STATED PROBLEM: Find every line below that contains the word "price" and copy it out.

[Figure collection entries]
----

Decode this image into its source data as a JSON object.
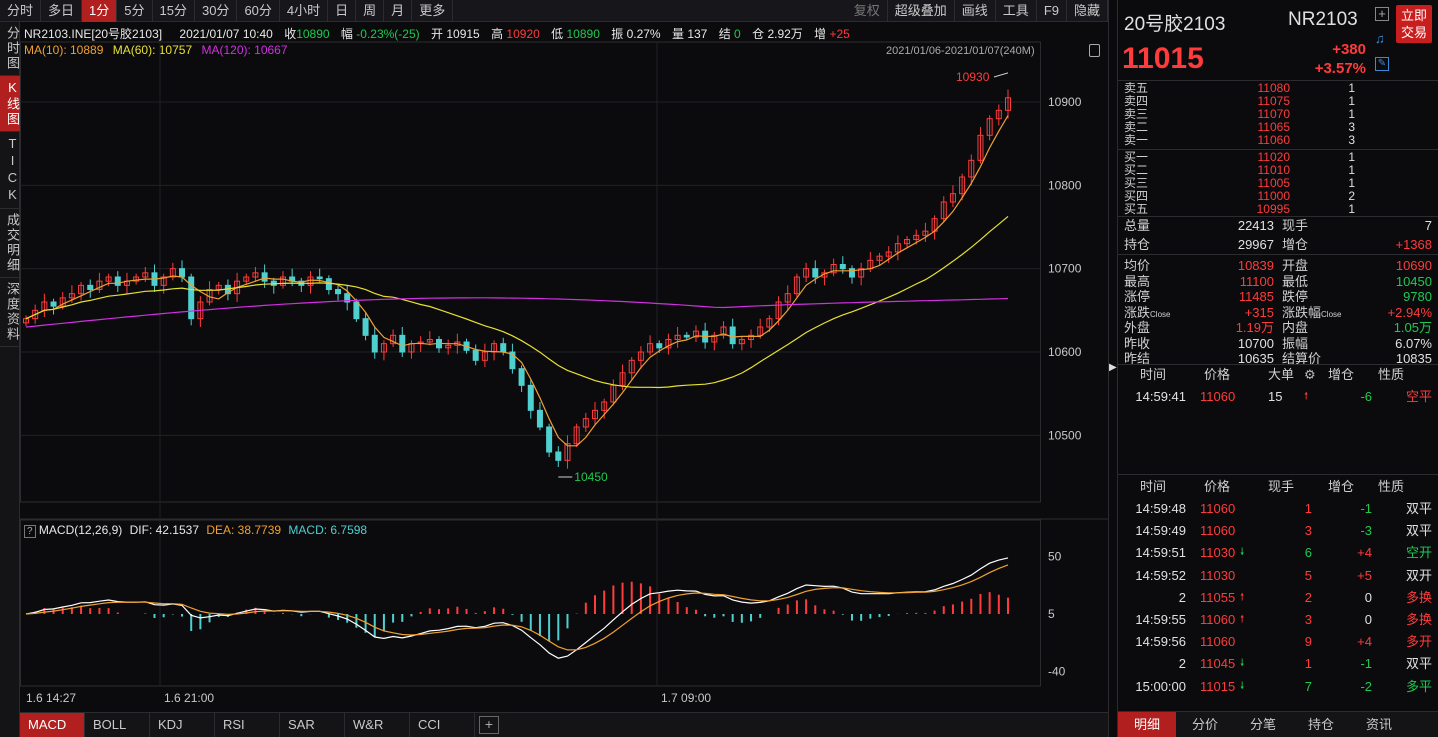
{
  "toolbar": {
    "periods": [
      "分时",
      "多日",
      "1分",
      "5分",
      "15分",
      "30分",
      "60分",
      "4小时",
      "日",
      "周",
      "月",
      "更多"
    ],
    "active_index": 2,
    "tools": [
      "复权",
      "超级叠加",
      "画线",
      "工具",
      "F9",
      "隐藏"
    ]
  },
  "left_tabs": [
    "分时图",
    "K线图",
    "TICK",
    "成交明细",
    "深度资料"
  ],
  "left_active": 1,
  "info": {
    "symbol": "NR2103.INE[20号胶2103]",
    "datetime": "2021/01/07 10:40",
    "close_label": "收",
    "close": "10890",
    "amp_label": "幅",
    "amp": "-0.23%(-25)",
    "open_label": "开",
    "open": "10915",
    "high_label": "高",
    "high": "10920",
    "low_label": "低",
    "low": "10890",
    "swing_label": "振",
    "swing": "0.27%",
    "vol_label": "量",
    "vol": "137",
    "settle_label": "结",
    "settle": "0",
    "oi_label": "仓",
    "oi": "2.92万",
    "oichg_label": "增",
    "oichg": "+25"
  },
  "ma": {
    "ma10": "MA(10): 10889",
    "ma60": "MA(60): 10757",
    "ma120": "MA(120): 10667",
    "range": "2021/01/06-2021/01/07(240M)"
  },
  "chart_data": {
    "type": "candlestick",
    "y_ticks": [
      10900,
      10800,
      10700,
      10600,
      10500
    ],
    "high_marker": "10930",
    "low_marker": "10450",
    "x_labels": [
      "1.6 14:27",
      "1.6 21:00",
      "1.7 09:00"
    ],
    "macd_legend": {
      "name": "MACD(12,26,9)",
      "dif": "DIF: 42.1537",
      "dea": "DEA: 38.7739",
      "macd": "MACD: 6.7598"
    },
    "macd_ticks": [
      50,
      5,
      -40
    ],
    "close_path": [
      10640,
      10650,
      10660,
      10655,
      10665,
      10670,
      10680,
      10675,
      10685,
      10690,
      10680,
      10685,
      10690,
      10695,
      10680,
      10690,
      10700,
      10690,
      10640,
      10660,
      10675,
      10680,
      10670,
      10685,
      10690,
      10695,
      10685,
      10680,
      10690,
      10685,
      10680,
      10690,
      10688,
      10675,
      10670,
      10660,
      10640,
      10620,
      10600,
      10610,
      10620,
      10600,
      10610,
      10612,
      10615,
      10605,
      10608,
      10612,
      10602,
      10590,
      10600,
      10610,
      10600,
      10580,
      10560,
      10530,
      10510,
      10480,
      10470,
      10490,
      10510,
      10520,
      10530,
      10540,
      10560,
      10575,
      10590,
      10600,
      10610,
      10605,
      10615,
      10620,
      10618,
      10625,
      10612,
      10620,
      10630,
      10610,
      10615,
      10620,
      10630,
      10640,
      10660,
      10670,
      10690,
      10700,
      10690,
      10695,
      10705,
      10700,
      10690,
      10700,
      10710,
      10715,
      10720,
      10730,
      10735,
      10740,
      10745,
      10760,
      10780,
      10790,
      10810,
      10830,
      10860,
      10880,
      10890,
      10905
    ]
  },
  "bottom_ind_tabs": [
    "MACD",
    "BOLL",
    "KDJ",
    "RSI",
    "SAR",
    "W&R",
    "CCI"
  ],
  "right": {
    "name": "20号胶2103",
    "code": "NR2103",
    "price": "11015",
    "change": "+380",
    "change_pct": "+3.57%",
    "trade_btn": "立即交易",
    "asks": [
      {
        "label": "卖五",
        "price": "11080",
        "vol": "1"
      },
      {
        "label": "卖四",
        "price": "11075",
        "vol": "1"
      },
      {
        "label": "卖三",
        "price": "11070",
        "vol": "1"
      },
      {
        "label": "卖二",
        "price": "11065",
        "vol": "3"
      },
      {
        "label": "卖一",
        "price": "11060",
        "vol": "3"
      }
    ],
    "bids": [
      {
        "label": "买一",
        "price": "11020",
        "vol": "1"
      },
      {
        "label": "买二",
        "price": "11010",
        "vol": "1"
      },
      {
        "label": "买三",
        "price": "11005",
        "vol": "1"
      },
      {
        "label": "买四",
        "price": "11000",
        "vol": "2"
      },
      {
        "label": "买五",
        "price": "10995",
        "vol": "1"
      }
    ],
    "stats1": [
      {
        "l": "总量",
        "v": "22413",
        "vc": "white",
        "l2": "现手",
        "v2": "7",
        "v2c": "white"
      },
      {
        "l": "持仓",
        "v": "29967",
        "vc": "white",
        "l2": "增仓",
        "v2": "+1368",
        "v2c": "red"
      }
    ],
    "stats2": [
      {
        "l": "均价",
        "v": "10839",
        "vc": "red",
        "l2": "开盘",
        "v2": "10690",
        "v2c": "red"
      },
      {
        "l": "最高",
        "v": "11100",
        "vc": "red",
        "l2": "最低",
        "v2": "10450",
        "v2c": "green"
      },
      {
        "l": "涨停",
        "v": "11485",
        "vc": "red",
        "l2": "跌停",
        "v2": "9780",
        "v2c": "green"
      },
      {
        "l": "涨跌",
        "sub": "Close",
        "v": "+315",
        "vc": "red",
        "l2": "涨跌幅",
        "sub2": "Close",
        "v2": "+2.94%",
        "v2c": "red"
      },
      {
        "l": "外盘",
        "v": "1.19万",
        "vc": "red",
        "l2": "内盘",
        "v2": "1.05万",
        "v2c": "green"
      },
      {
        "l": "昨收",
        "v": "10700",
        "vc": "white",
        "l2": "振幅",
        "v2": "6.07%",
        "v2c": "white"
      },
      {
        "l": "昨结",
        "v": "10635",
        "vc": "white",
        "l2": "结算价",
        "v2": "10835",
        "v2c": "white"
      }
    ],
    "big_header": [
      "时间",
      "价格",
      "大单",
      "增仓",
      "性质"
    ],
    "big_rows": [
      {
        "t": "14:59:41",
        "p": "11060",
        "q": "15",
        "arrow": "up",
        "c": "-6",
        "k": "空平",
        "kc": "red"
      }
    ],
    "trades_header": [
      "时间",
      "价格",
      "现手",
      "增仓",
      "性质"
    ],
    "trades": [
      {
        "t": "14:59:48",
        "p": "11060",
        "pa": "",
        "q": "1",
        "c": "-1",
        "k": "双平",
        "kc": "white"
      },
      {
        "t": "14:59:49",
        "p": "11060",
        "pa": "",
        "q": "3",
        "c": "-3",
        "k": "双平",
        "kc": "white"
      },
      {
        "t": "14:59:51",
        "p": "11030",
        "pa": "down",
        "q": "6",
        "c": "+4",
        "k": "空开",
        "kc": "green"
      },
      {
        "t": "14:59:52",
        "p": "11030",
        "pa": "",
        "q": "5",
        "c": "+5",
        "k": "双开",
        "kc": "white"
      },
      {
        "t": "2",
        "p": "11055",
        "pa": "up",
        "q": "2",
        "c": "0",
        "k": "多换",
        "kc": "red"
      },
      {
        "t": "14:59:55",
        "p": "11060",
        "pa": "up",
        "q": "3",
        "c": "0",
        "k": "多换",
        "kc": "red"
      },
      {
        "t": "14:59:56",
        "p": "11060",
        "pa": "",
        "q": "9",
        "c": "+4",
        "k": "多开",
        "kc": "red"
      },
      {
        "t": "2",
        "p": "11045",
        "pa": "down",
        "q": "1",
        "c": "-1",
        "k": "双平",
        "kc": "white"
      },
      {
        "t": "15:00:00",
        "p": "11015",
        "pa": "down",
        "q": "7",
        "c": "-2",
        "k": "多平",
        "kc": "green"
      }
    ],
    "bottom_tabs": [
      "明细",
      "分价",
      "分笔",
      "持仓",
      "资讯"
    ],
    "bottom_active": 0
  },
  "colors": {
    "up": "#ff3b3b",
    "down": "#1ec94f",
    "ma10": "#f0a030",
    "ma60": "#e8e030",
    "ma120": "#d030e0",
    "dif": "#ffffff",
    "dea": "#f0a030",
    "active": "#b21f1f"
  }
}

----

TASK SOLUTION:
    "price": "11015",
        "price": "11080",
        "price": "11075",
        "price": "11070",
        "price": "11065",
        "price": "11060",
        "price": "11020",
        "price": "11010",
        "price": "11005",
        "price": "11000",
        "price": "10995",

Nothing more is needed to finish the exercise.